CONSIGNE A -
Dans les enregistrements, recopiez s'il vous plaît à l'identique tout ce qui va de la ligne contenant « 90, 1414, 110] » jusqu'à celle contenant « sidebar-item-db[interactable]: db: [143, 247, 396, 267] », ces deux lignes comprises.
-*-
Il s’agissait maintenant d’avoir l’adhésion du Reichstag et des quatre Parlemens du Sud. Bismarck était résolu à ne pas accorder au Reichstag le moindre amendement et à presser le vote. « Si on ne faisait pas l’unité à ce moment, c’en serait fait pour des années ! » Le 24 novembre, le Reichstag se réunit, et Delbrück présenta un exposé minutieux auquel le président Simson répondit par l’éloge de l’unité germanique, sans éveiller de profondes sympathies dans l’assemblée. « Mais Delbrück, dit M. Paul Matter, pétrit subtilement la pâte parlementaire, y répandit le levain du patriotisme historique, chauffa le four de l’enthousiasme. Il fut à cette époque le véritable artisan de l’unité. » Le prince royal n’était guère de cet avis. « J’apprends, écrit-il le 9 décembre, de quelle façon Delbrück a exposé au Reichstag la question de l’Empire. Il a été faible, sec, banal. On aurait dit qu’il tirait la couronne impériale, enveloppée d’un vieux journal, du fond de sa culotte ! Il est impossible de donner du souffle à ces gens-là ! » Dans le texte soumis au Reichstag, le Bundesrath, avait fait deux changemens importans qui devaient être accueillis sans observation. Le mot Bund, confédération, avait été remplacé par Reich, Empire, et le mot Præsidium par Kaiser. Pendant que les députés délibéraient, le chancelier avait tenté une nouvelle démarche auprès de Louis II par le comte Holnstein. C’était l’écuyer du Roi qui, venu à Versailles, s’était offert à remettre à son maître une lettre de Bismarck. Celui-ci s’empressa de l’écrire. Datée du 27 novembre 1870[2], elle commençait par des éloges et faisait du Roi le prince qui, au début de la guerre, avait consommé l’unité et la puissance de l’Allemagne. Le chancelier révélait ensuite les idées qui pénétraient le peuple allemand. « L’empereur d’Allemagne, disait-il, est pour tous un

  1. Souvenirs de Bismarck, par Busch, t. Ier, p. 205.
-*-
CONSIGNE B -
Traduisez en anglais cette phrase du texte source : « Le mot Bund, confédération, avait été remplacé par Reich, Empire, et le mot Præsidium par Kaiser. »

Listes de coordonnées des cadres
-*-
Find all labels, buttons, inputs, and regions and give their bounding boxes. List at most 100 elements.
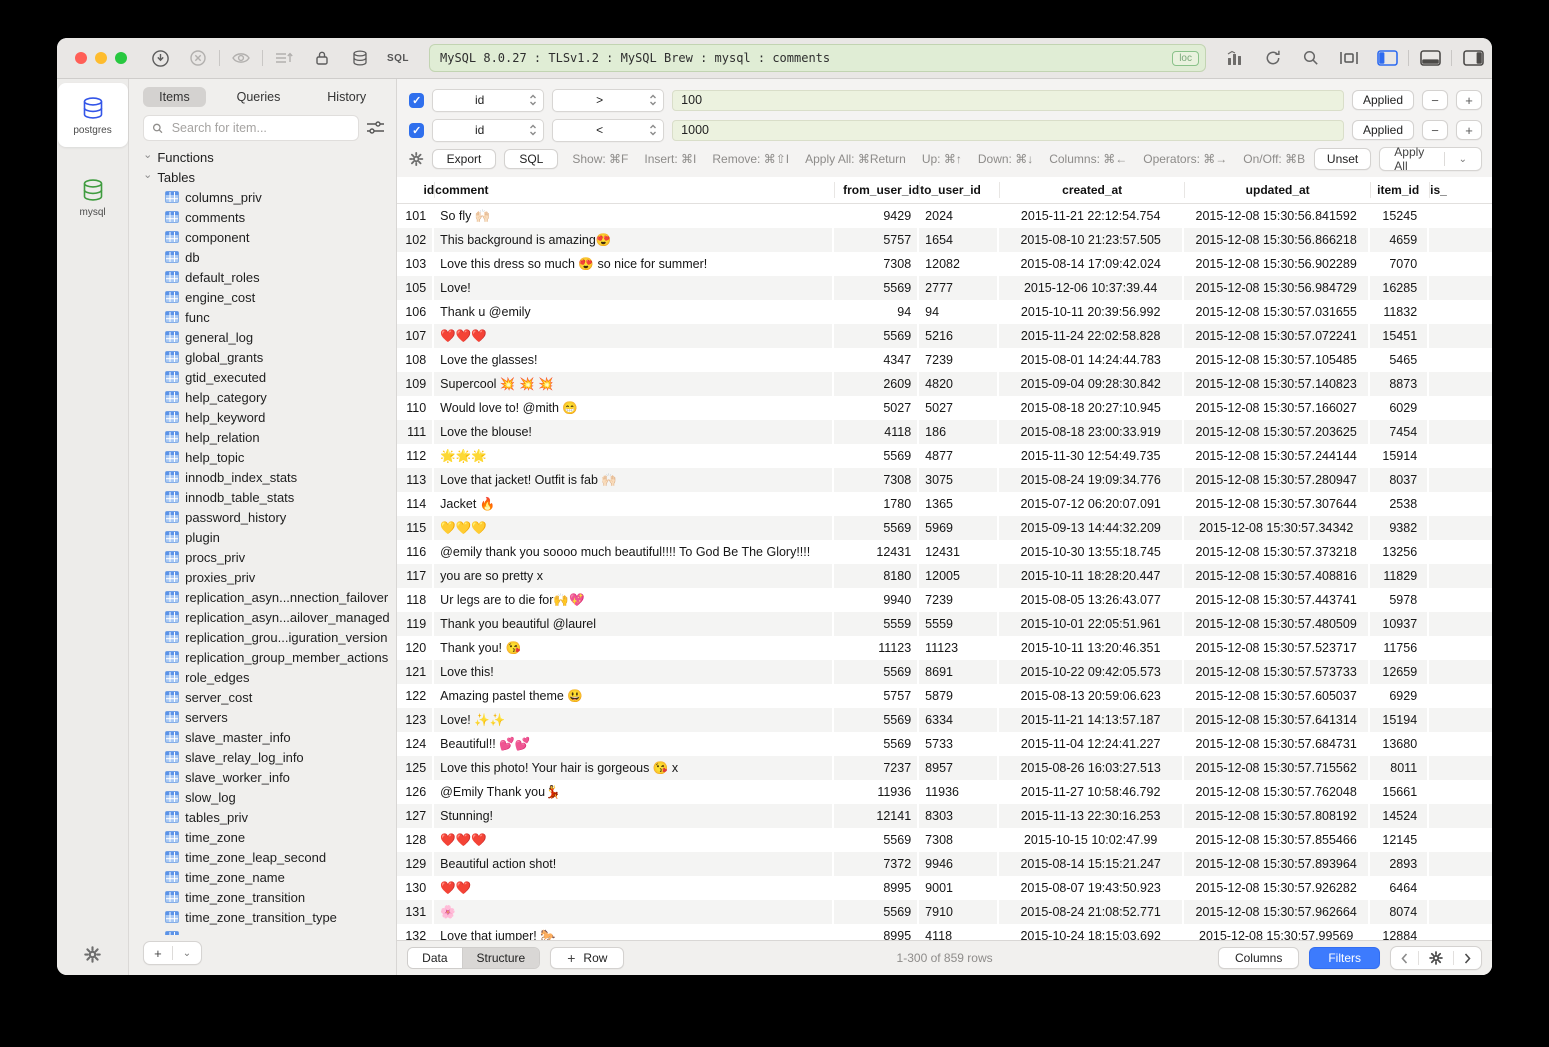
filter-1-applied-button[interactable]: Applied: [1352, 90, 1414, 110]
cell-updated_at[interactable]: 2015-12-08 15:30:56.866218: [1184, 228, 1370, 252]
cell-id[interactable]: 128: [397, 828, 434, 852]
cell-is_[interactable]: [1429, 468, 1464, 492]
cell-from_user_id[interactable]: 9429: [834, 204, 919, 228]
cell-created_at[interactable]: 2015-09-13 14:44:32.209: [999, 516, 1184, 540]
table-row[interactable]: 116@emily thank you soooo much beautiful…: [397, 540, 1492, 564]
cell-created_at[interactable]: 2015-08-24 21:08:52.771: [999, 900, 1184, 924]
cell-updated_at[interactable]: 2015-12-08 15:30:57.140823: [1184, 372, 1370, 396]
cell-comment[interactable]: Love the blouse!: [434, 420, 834, 444]
cell-to_user_id[interactable]: 5879: [919, 684, 999, 708]
cell-item_id[interactable]: 10937: [1370, 612, 1429, 636]
cell-id[interactable]: 131: [397, 900, 434, 924]
cell-created_at[interactable]: 2015-08-24 19:09:34.776: [999, 468, 1184, 492]
cell-to_user_id[interactable]: 5559: [919, 612, 999, 636]
database-icon[interactable]: [341, 45, 379, 71]
cell-from_user_id[interactable]: 12141: [834, 804, 919, 828]
cell-updated_at[interactable]: 2015-12-08 15:30:57.280947: [1184, 468, 1370, 492]
cell-comment[interactable]: Love this dress so much 😍 so nice for su…: [434, 252, 834, 276]
filter-2-column-select[interactable]: id: [432, 119, 544, 142]
refresh-icon[interactable]: [1254, 45, 1292, 71]
sidebar-item-db[interactable]: db: [143, 247, 396, 267]
lock-icon[interactable]: [303, 45, 341, 71]
cell-is_[interactable]: [1429, 804, 1464, 828]
cell-to_user_id[interactable]: 8957: [919, 756, 999, 780]
cell-from_user_id[interactable]: 2609: [834, 372, 919, 396]
column-header-updated_at[interactable]: updated_at: [1184, 182, 1370, 198]
sidebar-item-replication_asyn...nnection_failover[interactable]: replication_asyn...nnection_failover: [143, 587, 396, 607]
cell-comment[interactable]: Love this!: [434, 660, 834, 684]
cell-id[interactable]: 130: [397, 876, 434, 900]
cell-item_id[interactable]: 9382: [1370, 516, 1429, 540]
cell-id[interactable]: 107: [397, 324, 434, 348]
preview-eye-icon[interactable]: [222, 45, 260, 71]
toggle-left-sidebar-icon[interactable]: [1368, 45, 1406, 71]
sidebar-item-help_topic[interactable]: help_topic: [143, 447, 396, 467]
cell-item_id[interactable]: 13680: [1370, 732, 1429, 756]
cell-to_user_id[interactable]: 2777: [919, 276, 999, 300]
sidebar-item-help_relation[interactable]: help_relation: [143, 427, 396, 447]
cell-id[interactable]: 118: [397, 588, 434, 612]
toggle-right-panel-icon[interactable]: [1454, 45, 1492, 71]
sidebar-item-global_grants[interactable]: global_grants: [143, 347, 396, 367]
cell-id[interactable]: 126: [397, 780, 434, 804]
sidebar-item-tables_priv[interactable]: tables_priv: [143, 807, 396, 827]
cell-comment[interactable]: Love! ✨✨: [434, 708, 834, 732]
cell-comment[interactable]: 🌟🌟🌟: [434, 444, 834, 468]
table-row[interactable]: 103Love this dress so much 😍 so nice for…: [397, 252, 1492, 276]
sidebar-item-func[interactable]: func: [143, 307, 396, 327]
search-input[interactable]: [170, 120, 350, 136]
cell-id[interactable]: 106: [397, 300, 434, 324]
sidebar-item-password_history[interactable]: password_history: [143, 507, 396, 527]
cell-from_user_id[interactable]: 5027: [834, 396, 919, 420]
cell-created_at[interactable]: 2015-12-06 10:37:39.44: [999, 276, 1184, 300]
cell-is_[interactable]: [1429, 228, 1464, 252]
cell-updated_at[interactable]: 2015-12-08 15:30:57.605037: [1184, 684, 1370, 708]
cell-from_user_id[interactable]: 8180: [834, 564, 919, 588]
cell-comment[interactable]: ❤️❤️: [434, 876, 834, 900]
cell-to_user_id[interactable]: 7239: [919, 588, 999, 612]
cell-to_user_id[interactable]: 4820: [919, 372, 999, 396]
cell-comment[interactable]: Jacket 🔥: [434, 492, 834, 516]
table-row[interactable]: 115💛💛💛556959692015-09-13 14:44:32.209201…: [397, 516, 1492, 540]
cell-from_user_id[interactable]: 7237: [834, 756, 919, 780]
table-row[interactable]: 123Love! ✨✨556963342015-11-21 14:13:57.1…: [397, 708, 1492, 732]
cell-updated_at[interactable]: 2015-12-08 15:30:56.902289: [1184, 252, 1370, 276]
table-row[interactable]: 107❤️❤️❤️556952162015-11-24 22:02:58.828…: [397, 324, 1492, 348]
cell-created_at[interactable]: 2015-08-13 20:59:06.623: [999, 684, 1184, 708]
cell-id[interactable]: 112: [397, 444, 434, 468]
cell-to_user_id[interactable]: 12082: [919, 252, 999, 276]
sidebar-item-gtid_executed[interactable]: gtid_executed: [143, 367, 396, 387]
cell-created_at[interactable]: 2015-11-21 14:13:57.187: [999, 708, 1184, 732]
tab-data[interactable]: Data: [408, 948, 461, 968]
cell-id[interactable]: 115: [397, 516, 434, 540]
cell-updated_at[interactable]: 2015-12-08 15:30:57.855466: [1184, 828, 1370, 852]
cell-to_user_id[interactable]: 3075: [919, 468, 999, 492]
cell-updated_at[interactable]: 2015-12-08 15:30:57.373218: [1184, 540, 1370, 564]
tab-items[interactable]: Items: [143, 87, 206, 107]
export-button[interactable]: Export: [432, 149, 497, 169]
column-header-is_[interactable]: is_: [1429, 182, 1464, 198]
sidebar-item-replication_group_member_actions[interactable]: replication_group_member_actions: [143, 647, 396, 667]
cell-created_at[interactable]: 2015-11-24 22:02:58.828: [999, 324, 1184, 348]
cell-created_at[interactable]: 2015-11-21 22:12:54.754: [999, 204, 1184, 228]
cell-created_at[interactable]: 2015-08-14 17:09:42.024: [999, 252, 1184, 276]
cell-comment[interactable]: 🌸: [434, 900, 834, 924]
cell-comment[interactable]: Thank u @emily: [434, 300, 834, 324]
table-row[interactable]: 119Thank you beautiful @laurel5559555920…: [397, 612, 1492, 636]
cell-to_user_id[interactable]: 94: [919, 300, 999, 324]
cell-to_user_id[interactable]: 8303: [919, 804, 999, 828]
cell-item_id[interactable]: 6029: [1370, 396, 1429, 420]
table-row[interactable]: 102This background is amazing😍5757165420…: [397, 228, 1492, 252]
columns-button[interactable]: Columns: [1218, 947, 1299, 969]
cell-comment[interactable]: Would love to! @mith 😁: [434, 396, 834, 420]
cell-to_user_id[interactable]: 8691: [919, 660, 999, 684]
cell-from_user_id[interactable]: 94: [834, 300, 919, 324]
cell-is_[interactable]: [1429, 876, 1464, 900]
cell-comment[interactable]: Amazing pastel theme 😃: [434, 684, 834, 708]
cell-to_user_id[interactable]: 1654: [919, 228, 999, 252]
cell-updated_at[interactable]: 2015-12-08 15:30:56.841592: [1184, 204, 1370, 228]
cell-from_user_id[interactable]: 7308: [834, 252, 919, 276]
cell-from_user_id[interactable]: 12431: [834, 540, 919, 564]
cell-from_user_id[interactable]: 5569: [834, 444, 919, 468]
cell-comment[interactable]: This background is amazing😍: [434, 228, 834, 252]
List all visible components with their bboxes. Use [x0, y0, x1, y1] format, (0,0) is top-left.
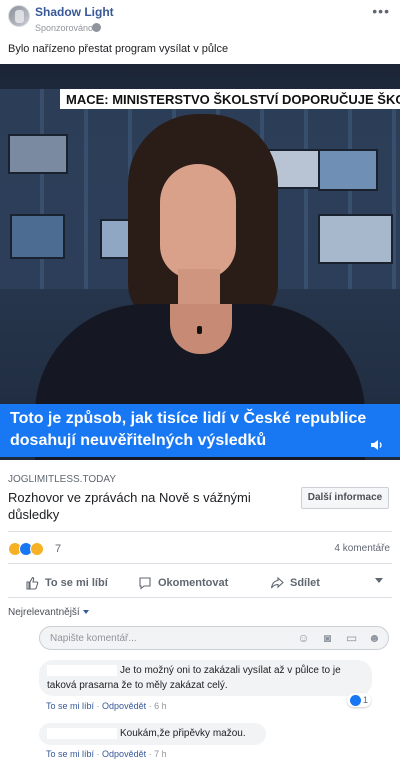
-*-
RÉPONSE A -
filter-1-applied-button[interactable]: Applied: [1352, 90, 1414, 110]
cell-updated_at[interactable]: 2015-12-08 15:30:56.866218: [1184, 228, 1370, 252]
cell-id[interactable]: 128: [397, 828, 434, 852]
cell-is_[interactable]: [1429, 468, 1464, 492]
cell-from_user_id[interactable]: 9429: [834, 204, 919, 228]
cell-created_at[interactable]: 2015-09-13 14:44:32.209: [999, 516, 1184, 540]
table-row[interactable]: 116@emily thank you soooo much beautiful…: [397, 540, 1492, 564]
cell-created_at[interactable]: 2015-08-24 21:08:52.771: [999, 900, 1184, 924]
cell-updated_at[interactable]: 2015-12-08 15:30:57.140823: [1184, 372, 1370, 396]
cell-comment[interactable]: Love the blouse!: [434, 420, 834, 444]
cell-to_user_id[interactable]: 5879: [919, 684, 999, 708]
cell-item_id[interactable]: 10937: [1370, 612, 1429, 636]
cell-id[interactable]: 131: [397, 900, 434, 924]
cell-created_at[interactable]: 2015-08-24 19:09:34.776: [999, 468, 1184, 492]
cell-to_user_id[interactable]: 5559: [919, 612, 999, 636]
database-icon[interactable]: [341, 45, 379, 71]
cell-from_user_id[interactable]: 12141: [834, 804, 919, 828]
cell-updated_at[interactable]: 2015-12-08 15:30:57.280947: [1184, 468, 1370, 492]
cell-comment[interactable]: Love this dress so much 😍 so nice for su…: [434, 252, 834, 276]
filter-2-column-select[interactable]: id: [432, 119, 544, 142]
refresh-icon[interactable]: [1254, 45, 1292, 71]
sidebar-item-db[interactable]: db: [143, 247, 396, 267]

RÉPONSE B -
The word Bund, confederation, had been replaced by Reich, Empire, and the word Præsidium by Kaiser.